**Work required:**
Can you pull out each line of the data below that includes the word "labels"?

**Listed entries:**
──────

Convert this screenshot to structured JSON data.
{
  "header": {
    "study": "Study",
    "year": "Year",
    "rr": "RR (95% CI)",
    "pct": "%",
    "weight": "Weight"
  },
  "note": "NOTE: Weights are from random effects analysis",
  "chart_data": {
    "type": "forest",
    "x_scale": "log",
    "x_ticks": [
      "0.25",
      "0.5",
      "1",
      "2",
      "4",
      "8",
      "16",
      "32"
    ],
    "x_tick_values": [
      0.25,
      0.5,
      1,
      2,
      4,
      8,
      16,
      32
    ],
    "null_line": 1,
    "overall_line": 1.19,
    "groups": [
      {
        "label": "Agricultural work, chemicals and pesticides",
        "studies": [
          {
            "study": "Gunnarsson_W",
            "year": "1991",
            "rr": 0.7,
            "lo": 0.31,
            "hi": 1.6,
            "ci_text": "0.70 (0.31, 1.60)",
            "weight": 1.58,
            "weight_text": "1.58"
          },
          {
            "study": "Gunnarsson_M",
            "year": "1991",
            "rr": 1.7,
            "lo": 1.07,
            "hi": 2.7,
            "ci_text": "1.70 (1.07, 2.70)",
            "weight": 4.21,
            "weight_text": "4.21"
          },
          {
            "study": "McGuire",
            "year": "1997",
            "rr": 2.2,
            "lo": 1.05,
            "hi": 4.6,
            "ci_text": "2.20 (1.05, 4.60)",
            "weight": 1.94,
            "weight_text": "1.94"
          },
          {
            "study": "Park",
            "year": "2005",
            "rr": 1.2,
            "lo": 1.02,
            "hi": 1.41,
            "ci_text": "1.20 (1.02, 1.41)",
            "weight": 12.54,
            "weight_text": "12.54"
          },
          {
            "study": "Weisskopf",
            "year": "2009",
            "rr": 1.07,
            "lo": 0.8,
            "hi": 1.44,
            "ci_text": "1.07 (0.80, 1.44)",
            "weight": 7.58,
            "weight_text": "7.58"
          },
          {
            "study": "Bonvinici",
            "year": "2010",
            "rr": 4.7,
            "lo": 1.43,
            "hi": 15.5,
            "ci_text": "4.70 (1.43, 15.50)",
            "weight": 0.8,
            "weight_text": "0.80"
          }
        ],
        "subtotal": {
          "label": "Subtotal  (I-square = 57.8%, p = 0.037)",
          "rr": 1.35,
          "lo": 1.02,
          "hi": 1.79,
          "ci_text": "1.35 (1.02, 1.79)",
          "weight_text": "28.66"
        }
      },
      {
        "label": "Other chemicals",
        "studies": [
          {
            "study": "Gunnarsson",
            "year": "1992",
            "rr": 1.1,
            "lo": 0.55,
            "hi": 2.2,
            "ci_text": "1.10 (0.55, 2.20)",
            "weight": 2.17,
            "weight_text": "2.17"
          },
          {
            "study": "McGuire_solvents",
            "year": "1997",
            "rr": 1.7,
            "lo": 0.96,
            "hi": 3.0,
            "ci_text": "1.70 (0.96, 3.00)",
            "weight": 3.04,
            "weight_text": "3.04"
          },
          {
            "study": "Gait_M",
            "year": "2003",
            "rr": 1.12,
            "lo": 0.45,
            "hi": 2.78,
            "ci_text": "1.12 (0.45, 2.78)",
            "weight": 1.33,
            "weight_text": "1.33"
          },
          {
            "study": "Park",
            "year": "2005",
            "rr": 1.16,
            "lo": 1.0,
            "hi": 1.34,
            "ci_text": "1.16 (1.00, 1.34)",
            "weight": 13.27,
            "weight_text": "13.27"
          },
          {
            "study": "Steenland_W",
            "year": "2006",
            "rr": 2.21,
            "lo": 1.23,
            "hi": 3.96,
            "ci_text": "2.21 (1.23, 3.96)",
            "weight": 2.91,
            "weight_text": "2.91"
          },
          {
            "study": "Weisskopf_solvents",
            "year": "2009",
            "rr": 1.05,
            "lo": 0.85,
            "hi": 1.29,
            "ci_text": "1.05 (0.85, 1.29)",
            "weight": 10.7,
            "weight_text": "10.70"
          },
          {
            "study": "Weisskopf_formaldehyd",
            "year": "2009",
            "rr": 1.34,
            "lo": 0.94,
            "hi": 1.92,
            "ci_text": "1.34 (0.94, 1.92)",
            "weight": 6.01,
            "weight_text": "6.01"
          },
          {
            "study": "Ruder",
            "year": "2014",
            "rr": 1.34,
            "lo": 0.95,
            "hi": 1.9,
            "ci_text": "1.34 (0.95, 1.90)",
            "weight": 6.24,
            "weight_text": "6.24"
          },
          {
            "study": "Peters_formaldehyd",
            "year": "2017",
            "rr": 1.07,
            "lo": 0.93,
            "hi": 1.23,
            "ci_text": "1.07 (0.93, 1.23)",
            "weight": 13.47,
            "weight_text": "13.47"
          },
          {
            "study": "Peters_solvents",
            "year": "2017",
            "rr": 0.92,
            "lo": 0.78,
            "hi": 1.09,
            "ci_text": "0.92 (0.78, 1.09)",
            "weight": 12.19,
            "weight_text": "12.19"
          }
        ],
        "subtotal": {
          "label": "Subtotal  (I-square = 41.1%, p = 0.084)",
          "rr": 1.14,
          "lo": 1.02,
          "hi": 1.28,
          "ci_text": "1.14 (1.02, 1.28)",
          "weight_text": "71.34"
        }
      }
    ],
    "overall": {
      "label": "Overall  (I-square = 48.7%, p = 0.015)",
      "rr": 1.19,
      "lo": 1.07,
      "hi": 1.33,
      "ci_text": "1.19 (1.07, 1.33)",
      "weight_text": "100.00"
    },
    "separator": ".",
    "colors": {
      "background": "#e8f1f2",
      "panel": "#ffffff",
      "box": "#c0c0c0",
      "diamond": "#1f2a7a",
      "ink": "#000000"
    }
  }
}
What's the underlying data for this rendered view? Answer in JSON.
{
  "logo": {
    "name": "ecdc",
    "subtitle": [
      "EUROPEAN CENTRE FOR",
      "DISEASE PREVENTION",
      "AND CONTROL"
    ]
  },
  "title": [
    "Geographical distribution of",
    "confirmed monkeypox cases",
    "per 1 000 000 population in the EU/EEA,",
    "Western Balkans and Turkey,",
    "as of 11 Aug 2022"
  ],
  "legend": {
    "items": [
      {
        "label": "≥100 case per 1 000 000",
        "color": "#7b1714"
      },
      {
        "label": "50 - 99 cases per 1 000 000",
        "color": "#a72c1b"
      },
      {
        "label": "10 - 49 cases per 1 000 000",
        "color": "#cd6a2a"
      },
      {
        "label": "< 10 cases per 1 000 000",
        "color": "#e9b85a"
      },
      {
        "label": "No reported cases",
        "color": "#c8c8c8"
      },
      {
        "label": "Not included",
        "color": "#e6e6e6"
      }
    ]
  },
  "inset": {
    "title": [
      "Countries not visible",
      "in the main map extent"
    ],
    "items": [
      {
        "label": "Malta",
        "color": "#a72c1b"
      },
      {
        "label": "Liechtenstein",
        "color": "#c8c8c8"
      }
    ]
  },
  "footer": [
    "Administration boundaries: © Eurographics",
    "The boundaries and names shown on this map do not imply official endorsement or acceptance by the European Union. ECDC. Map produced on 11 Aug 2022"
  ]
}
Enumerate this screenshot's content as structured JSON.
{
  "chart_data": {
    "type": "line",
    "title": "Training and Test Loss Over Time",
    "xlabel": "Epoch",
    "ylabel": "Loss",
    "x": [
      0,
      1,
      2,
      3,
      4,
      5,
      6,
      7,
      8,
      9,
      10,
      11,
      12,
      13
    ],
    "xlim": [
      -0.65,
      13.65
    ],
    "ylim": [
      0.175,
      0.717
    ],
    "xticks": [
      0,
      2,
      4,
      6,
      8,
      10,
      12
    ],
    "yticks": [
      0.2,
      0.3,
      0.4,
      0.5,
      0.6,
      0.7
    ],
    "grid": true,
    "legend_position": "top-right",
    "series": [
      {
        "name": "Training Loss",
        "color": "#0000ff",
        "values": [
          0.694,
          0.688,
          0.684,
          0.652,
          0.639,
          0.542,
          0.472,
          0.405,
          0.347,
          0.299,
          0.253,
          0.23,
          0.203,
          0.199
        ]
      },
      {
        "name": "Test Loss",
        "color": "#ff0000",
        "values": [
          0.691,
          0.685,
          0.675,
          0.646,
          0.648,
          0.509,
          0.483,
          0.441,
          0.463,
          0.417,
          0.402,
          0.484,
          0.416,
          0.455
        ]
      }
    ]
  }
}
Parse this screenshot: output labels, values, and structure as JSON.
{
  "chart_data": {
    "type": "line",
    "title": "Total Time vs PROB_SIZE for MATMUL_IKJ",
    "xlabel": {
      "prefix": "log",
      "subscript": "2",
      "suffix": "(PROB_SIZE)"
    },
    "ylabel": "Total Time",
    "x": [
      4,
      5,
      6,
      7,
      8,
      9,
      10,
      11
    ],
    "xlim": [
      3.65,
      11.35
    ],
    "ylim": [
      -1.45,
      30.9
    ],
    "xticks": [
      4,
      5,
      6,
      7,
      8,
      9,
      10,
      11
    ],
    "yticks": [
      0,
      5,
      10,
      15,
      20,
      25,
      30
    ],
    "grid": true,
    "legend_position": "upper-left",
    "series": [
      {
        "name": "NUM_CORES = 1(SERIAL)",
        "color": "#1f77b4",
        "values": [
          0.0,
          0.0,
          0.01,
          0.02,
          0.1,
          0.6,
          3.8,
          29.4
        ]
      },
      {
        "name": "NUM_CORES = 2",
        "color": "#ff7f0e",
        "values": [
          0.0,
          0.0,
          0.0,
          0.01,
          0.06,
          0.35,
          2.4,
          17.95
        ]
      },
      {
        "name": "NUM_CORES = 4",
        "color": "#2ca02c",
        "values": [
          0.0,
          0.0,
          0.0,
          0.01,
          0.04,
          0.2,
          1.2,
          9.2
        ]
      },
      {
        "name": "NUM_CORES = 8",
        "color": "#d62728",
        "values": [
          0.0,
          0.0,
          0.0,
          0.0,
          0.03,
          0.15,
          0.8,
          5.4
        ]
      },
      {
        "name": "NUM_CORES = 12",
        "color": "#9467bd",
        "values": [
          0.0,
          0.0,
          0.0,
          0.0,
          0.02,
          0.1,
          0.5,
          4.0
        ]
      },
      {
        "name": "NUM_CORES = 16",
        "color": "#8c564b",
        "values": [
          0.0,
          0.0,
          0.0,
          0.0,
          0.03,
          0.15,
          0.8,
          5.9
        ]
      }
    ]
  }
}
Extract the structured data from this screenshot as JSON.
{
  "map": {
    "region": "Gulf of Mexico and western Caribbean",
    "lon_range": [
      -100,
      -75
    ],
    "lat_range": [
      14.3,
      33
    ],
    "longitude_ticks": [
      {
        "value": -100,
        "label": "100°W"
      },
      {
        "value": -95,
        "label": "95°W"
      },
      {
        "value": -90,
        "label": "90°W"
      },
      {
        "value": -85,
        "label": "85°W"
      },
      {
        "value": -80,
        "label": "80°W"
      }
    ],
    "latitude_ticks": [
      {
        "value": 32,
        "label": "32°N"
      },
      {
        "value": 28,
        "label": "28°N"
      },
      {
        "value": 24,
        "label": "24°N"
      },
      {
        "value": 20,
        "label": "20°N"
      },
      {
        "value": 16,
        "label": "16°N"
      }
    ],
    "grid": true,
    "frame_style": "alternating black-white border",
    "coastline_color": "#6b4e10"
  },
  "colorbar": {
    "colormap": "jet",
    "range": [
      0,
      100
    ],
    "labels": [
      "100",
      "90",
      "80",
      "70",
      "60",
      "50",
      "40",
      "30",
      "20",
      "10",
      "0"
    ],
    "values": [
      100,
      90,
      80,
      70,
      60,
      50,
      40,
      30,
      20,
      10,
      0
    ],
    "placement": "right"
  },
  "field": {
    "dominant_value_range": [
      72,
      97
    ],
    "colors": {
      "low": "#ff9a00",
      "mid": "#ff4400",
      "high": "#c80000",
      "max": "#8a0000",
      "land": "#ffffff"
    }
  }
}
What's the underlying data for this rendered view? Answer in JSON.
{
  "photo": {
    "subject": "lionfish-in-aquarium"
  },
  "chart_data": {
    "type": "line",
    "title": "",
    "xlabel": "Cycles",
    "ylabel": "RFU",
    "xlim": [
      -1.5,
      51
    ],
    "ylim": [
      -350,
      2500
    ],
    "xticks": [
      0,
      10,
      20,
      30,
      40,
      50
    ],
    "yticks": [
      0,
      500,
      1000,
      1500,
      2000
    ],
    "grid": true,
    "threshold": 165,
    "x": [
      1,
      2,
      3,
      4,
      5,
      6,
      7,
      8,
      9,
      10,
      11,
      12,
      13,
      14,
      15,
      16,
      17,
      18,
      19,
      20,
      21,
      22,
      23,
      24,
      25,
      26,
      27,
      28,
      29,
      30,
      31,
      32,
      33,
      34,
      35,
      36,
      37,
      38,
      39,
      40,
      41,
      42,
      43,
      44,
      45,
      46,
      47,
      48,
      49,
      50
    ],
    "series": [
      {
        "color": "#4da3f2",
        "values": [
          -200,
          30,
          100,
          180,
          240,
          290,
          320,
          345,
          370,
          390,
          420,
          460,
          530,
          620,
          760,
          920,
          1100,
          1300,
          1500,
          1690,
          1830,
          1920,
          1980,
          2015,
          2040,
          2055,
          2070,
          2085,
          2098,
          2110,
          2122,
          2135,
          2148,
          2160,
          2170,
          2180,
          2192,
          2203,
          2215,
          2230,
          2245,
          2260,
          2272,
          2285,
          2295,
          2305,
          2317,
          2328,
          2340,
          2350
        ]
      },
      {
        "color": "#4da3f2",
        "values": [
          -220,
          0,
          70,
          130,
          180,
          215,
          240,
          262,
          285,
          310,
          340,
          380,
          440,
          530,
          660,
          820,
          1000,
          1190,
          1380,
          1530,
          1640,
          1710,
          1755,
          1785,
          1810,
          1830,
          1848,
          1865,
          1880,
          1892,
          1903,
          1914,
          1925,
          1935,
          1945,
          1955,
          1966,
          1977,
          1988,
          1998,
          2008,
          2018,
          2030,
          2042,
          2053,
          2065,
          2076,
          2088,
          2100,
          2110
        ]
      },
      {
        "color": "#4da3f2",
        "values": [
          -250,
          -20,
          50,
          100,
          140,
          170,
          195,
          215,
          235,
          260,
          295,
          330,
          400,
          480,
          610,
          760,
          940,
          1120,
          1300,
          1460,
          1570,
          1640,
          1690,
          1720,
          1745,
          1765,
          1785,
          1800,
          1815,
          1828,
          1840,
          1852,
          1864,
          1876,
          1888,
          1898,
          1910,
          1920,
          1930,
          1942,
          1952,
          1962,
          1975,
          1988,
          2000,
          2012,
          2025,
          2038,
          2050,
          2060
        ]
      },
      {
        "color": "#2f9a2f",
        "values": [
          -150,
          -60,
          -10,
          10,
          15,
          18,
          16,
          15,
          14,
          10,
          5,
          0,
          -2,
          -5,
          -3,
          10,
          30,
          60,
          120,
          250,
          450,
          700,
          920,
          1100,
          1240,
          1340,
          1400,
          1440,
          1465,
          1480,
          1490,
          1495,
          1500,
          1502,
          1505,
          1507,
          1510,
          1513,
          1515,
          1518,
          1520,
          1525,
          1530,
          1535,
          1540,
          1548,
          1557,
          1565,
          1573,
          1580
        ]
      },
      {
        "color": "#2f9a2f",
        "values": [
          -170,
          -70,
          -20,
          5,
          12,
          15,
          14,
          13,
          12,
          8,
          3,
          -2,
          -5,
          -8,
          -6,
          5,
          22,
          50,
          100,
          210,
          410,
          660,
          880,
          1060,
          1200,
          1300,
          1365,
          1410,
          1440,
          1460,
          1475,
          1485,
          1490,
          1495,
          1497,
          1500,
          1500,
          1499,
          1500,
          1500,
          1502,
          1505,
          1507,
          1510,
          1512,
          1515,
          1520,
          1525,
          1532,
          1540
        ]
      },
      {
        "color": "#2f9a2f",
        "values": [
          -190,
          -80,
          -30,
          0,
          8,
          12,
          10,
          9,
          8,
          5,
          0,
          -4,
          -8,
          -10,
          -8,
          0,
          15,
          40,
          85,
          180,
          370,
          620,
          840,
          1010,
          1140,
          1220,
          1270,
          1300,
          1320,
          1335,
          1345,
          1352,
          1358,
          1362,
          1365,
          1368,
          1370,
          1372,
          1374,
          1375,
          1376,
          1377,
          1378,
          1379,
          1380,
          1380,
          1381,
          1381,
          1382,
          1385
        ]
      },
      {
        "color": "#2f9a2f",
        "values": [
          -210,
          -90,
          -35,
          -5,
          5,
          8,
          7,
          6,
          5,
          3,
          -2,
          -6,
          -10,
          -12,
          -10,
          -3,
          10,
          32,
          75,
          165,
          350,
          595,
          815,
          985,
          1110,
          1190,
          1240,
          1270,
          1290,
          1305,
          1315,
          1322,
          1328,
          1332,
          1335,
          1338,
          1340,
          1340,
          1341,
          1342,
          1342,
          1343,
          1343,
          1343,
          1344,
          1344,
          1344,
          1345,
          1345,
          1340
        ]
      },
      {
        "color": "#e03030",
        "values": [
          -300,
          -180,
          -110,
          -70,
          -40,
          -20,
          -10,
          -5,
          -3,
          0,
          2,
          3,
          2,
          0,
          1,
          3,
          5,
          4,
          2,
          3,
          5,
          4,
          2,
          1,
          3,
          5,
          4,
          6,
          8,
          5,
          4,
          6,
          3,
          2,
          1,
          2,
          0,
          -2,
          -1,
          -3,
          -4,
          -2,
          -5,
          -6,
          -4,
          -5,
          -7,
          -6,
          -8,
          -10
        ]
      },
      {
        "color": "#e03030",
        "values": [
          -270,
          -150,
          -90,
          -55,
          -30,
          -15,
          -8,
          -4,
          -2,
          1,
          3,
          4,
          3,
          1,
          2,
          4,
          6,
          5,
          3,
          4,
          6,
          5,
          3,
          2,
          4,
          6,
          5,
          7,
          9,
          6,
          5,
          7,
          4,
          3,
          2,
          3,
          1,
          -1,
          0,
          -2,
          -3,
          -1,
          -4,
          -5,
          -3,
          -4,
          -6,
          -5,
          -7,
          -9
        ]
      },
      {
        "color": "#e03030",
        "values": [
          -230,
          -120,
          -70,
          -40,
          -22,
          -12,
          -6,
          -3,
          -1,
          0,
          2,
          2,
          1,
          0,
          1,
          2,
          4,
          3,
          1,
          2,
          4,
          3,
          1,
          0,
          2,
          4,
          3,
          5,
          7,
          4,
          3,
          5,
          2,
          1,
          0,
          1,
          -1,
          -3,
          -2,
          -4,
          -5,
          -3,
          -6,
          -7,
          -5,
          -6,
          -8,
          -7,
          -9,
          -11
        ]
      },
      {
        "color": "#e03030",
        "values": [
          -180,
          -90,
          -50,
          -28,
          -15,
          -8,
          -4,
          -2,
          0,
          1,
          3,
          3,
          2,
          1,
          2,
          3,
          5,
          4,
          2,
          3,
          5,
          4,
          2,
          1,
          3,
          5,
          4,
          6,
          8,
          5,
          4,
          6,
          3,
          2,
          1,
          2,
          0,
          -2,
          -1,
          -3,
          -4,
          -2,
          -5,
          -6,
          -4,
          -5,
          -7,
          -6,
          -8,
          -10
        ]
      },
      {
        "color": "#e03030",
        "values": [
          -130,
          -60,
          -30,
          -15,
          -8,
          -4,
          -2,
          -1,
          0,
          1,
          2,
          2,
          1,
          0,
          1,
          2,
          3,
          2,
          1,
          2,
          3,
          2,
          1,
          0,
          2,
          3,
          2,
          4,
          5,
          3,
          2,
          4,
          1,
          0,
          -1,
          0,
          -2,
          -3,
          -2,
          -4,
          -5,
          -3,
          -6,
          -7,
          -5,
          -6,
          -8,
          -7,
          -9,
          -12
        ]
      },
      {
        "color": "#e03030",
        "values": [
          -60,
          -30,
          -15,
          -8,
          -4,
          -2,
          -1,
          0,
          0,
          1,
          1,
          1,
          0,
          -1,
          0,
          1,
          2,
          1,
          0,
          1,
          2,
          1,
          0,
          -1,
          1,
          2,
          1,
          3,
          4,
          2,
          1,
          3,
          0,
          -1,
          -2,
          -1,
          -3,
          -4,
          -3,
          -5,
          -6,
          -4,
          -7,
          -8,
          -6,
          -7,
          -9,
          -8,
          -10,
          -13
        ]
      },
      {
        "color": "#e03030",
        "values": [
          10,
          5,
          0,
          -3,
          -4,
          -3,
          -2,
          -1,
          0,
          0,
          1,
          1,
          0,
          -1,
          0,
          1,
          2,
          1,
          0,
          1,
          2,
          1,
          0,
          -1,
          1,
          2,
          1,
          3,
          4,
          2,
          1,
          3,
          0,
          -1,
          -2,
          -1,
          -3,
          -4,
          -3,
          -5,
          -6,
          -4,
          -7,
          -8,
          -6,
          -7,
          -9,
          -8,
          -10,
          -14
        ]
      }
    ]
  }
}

──────

**Solved problem:**
Parse this screenshot: output labels, values, and structure as JSON.
    "labels": [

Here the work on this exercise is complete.